Do this - Your task is to repeat all of the data exactly while excluding the pictures.

Excerpted data -
━━━━━━━━
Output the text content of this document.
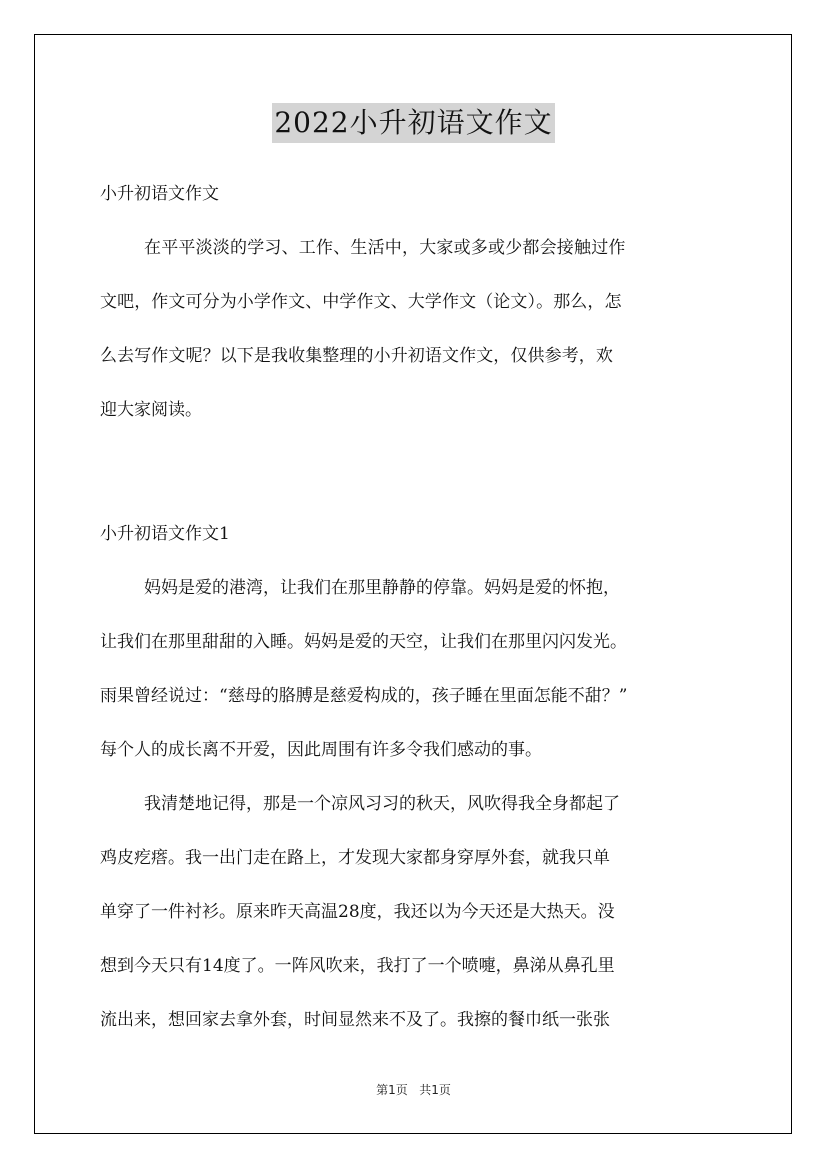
2022小升初语文作文
小升初语文作文
在平平淡淡的学习、工作、生活中，大家或多或少都会接触过作
文吧，作文可分为小学作文、中学作文、大学作文（论文）。那么，怎
么去写作文呢？以下是我收集整理的小升初语文作文，仅供参考，欢
迎大家阅读。
小升初语文作文1
妈妈是爱的港湾，让我们在那里静静的停靠。妈妈是爱的怀抱，
让我们在那里甜甜的入睡。妈妈是爱的天空，让我们在那里闪闪发光。
雨果曾经说过：“慈母的胳膊是慈爱构成的，孩子睡在里面怎能不甜？”
每个人的成长离不开爱，因此周围有许多令我们感动的事。
我清楚地记得，那是一个凉风习习的秋天，风吹得我全身都起了
鸡皮疙瘩。我一出门走在路上，才发现大家都身穿厚外套，就我只单
单穿了一件衬衫。原来昨天高温28度，我还以为今天还是大热天。没
想到今天只有14度了。一阵风吹来，我打了一个喷嚏，鼻涕从鼻孔里
流出来，想回家去拿外套，时间显然来不及了。我擦的餐巾纸一张张
第1页 共1页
━━━━━━━━
Full output -
Output the text content of this document.
2022小升初语文作文
小升初语文作文
在平平淡淡的学习、工作、生活中，大家或多或少都会接触过作
文吧，作文可分为小学作文、中学作文、大学作文（论文）。那么，怎
么去写作文呢？以下是我收集整理的小升初语文作文，仅供参考，欢
迎大家阅读。
小升初语文作文1
妈妈是爱的港湾，让我们在那里静静的停靠。妈妈是爱的怀抱，
让我们在那里甜甜的入睡。妈妈是爱的天空，让我们在那里闪闪发光。
雨果曾经说过：“慈母的胳膊是慈爱构成的，孩子睡在里面怎能不甜？”
每个人的成长离不开爱，因此周围有许多令我们感动的事。
我清楚地记得，那是一个凉风习习的秋天，风吹得我全身都起了
鸡皮疙瘩。我一出门走在路上，才发现大家都身穿厚外套，就我只单
单穿了一件衬衫。原来昨天高温28度，我还以为今天还是大热天。没
想到今天只有14度了。一阵风吹来，我打了一个喷嚏，鼻涕从鼻孔里
流出来，想回家去拿外套，时间显然来不及了。我擦的餐巾纸一张张
第1页 共1页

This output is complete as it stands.